**GOAL**
Collect all lines below with the string "layout".

**DATA SHOWN**
□ □ □ □ □ □ □

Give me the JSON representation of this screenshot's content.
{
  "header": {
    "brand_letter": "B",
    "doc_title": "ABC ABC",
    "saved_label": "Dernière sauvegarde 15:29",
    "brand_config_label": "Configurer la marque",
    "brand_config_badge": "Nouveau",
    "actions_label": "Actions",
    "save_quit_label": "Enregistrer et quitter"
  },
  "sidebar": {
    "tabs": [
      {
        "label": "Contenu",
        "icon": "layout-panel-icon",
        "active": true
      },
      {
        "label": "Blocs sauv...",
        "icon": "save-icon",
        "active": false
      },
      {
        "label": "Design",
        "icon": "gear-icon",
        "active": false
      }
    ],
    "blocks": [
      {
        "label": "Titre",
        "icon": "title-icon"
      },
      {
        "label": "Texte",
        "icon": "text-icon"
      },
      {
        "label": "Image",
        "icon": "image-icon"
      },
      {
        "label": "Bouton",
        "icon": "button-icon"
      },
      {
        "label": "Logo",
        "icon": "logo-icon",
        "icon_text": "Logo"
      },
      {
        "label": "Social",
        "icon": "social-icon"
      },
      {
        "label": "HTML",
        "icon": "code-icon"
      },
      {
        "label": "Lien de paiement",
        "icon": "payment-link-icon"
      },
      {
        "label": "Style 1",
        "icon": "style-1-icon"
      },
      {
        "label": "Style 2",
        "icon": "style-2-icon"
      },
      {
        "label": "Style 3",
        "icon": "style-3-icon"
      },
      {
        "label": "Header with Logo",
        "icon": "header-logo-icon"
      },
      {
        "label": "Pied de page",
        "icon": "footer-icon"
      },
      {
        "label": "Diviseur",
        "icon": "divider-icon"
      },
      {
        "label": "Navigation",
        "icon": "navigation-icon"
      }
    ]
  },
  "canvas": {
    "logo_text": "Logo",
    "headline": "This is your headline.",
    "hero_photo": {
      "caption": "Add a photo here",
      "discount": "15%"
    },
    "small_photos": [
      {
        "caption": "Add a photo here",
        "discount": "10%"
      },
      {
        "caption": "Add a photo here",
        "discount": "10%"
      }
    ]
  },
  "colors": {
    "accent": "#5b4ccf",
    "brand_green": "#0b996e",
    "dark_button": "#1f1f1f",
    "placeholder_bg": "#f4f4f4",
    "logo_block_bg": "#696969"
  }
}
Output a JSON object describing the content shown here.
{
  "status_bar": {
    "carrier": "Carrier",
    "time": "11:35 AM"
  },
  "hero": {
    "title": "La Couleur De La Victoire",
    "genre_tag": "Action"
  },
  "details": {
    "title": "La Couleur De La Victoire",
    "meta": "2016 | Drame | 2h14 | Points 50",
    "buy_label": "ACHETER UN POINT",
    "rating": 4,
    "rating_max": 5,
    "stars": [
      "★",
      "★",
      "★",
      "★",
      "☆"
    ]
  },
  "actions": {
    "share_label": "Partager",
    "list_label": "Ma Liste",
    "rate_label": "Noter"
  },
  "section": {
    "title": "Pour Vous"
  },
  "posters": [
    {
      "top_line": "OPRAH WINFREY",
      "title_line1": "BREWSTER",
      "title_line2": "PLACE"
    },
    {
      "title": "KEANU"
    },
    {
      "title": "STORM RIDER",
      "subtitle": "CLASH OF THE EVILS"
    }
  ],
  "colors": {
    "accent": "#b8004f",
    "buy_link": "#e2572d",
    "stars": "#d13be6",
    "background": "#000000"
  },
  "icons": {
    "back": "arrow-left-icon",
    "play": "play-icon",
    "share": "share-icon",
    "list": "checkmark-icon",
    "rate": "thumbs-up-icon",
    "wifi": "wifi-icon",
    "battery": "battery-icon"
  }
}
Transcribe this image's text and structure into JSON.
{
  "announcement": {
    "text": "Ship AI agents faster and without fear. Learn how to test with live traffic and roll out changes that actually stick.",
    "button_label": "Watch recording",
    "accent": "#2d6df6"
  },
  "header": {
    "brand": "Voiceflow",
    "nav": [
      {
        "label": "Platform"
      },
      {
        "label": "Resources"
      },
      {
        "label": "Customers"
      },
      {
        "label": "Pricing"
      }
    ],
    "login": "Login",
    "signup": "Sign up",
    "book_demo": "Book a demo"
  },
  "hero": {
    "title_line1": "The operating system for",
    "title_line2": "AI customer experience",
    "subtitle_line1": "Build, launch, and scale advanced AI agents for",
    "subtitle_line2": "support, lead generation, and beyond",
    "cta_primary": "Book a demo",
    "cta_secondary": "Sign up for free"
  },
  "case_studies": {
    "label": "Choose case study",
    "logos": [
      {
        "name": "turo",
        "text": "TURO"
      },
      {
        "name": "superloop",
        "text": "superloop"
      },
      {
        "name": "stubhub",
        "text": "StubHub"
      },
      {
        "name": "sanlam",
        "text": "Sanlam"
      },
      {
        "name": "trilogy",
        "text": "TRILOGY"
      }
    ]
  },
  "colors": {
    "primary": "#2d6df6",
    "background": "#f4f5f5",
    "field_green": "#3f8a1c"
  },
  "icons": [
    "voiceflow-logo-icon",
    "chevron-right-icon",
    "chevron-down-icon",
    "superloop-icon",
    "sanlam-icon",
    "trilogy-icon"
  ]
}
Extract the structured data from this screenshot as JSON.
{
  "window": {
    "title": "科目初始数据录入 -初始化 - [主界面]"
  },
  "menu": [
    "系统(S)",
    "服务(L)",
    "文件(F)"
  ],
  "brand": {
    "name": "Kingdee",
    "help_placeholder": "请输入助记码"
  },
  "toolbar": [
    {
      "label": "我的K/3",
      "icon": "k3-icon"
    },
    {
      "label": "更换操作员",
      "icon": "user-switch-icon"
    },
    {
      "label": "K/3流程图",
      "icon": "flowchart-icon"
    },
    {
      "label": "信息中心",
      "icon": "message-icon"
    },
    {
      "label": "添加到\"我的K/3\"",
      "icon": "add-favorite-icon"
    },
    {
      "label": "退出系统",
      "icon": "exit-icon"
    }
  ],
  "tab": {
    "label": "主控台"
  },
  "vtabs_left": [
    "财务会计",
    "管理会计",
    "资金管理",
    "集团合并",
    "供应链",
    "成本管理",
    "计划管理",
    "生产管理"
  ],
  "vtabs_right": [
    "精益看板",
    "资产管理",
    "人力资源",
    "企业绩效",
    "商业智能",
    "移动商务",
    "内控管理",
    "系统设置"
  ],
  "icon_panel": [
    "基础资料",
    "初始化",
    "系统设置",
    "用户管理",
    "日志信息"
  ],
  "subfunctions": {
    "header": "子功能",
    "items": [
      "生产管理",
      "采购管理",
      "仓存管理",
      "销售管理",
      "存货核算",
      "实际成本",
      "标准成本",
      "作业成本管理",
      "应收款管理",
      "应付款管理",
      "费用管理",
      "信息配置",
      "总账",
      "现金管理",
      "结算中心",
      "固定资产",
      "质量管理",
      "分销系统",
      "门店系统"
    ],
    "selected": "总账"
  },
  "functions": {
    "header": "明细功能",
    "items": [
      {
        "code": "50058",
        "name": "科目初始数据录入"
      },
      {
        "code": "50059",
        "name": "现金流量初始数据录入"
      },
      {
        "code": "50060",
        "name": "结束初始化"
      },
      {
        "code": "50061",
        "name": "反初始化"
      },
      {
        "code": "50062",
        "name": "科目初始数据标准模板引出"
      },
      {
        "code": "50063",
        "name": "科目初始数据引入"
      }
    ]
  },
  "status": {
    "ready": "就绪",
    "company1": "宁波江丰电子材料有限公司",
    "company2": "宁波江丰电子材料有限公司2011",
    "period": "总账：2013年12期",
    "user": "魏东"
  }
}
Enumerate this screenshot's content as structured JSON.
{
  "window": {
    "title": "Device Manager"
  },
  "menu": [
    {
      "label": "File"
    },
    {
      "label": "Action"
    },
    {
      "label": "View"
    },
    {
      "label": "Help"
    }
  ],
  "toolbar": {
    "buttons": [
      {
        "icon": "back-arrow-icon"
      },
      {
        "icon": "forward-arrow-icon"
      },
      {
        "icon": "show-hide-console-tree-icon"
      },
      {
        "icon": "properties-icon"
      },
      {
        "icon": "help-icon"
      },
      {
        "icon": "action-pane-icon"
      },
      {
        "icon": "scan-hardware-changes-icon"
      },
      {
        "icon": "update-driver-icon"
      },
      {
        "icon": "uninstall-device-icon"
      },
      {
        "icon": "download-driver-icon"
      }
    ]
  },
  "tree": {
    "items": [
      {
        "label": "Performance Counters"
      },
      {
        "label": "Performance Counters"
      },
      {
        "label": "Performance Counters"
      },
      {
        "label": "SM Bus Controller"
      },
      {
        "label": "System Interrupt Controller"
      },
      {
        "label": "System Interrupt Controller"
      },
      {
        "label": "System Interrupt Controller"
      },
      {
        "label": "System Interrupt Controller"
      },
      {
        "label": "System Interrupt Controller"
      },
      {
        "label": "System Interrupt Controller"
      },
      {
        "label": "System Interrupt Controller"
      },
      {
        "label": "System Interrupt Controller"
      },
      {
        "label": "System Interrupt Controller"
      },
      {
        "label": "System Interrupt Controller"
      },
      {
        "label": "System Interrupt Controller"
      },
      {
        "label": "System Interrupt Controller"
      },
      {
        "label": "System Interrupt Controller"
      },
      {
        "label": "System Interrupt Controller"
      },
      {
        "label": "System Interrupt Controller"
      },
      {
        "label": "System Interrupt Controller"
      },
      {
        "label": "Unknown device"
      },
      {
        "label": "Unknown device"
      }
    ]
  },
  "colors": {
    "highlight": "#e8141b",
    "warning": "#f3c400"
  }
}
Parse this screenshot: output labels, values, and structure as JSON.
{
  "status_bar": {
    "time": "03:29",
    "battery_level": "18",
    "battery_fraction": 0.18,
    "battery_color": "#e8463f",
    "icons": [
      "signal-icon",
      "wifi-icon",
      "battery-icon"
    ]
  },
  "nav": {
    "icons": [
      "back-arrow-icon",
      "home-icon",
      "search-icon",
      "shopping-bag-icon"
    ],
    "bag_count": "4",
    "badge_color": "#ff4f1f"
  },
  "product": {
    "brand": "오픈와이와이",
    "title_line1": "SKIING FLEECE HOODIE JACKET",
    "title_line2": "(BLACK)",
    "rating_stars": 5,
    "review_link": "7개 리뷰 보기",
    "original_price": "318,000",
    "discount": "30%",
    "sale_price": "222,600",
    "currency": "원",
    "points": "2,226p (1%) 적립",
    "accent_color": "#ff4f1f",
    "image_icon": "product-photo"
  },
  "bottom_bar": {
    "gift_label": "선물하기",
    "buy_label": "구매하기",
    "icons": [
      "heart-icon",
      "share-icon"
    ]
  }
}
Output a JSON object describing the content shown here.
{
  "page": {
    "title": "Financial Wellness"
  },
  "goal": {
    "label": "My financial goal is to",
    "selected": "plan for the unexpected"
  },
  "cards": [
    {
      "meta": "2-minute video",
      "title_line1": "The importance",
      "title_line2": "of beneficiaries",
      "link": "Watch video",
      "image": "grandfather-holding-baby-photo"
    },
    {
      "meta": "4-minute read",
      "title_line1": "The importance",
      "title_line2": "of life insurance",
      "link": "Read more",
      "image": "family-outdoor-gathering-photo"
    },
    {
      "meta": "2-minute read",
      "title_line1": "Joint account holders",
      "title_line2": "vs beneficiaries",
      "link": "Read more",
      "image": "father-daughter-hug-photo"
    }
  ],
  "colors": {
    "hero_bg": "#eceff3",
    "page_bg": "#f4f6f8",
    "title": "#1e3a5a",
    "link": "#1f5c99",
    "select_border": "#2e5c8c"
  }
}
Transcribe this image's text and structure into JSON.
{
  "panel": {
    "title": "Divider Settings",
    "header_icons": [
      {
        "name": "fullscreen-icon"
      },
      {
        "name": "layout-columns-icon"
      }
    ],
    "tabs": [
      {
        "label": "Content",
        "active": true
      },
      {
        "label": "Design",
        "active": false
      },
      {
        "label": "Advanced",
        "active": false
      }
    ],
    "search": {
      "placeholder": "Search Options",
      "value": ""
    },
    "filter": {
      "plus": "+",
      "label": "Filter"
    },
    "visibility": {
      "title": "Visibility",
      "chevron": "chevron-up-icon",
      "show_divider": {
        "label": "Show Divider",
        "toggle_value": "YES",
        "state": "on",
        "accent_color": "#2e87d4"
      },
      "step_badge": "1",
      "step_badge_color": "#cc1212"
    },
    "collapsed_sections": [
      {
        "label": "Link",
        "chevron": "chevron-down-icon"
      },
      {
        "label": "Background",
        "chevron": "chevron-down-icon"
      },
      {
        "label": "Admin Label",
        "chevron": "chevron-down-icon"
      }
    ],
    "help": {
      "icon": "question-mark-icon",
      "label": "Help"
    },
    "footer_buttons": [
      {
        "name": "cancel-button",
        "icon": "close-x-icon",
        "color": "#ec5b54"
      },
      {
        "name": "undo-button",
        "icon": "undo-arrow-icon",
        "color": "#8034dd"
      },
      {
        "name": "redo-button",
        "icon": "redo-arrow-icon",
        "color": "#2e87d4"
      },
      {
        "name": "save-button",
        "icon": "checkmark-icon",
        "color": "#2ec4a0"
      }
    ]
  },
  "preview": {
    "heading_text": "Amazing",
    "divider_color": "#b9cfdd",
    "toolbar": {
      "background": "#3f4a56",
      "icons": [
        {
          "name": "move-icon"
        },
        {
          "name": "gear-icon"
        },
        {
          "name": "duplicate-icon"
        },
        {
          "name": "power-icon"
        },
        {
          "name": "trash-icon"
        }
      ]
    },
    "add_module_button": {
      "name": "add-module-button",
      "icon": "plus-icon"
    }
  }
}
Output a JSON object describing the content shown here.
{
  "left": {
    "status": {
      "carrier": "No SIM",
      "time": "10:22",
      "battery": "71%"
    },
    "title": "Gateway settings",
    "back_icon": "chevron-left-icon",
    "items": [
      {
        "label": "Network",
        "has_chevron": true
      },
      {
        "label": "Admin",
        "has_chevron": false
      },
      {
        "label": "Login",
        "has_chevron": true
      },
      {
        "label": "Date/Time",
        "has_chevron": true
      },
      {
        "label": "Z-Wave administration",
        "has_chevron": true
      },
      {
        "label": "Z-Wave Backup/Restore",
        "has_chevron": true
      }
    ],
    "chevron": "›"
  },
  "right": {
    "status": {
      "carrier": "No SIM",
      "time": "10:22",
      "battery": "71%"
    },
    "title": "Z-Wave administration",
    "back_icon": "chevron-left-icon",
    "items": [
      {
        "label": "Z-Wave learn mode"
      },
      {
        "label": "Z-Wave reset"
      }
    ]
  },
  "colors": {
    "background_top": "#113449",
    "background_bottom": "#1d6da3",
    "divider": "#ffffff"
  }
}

□ □ □ □ □ □ □

**EXERCISE ANSWER**
        "icon": "layout-panel-icon",
        "name": "layout-columns-icon"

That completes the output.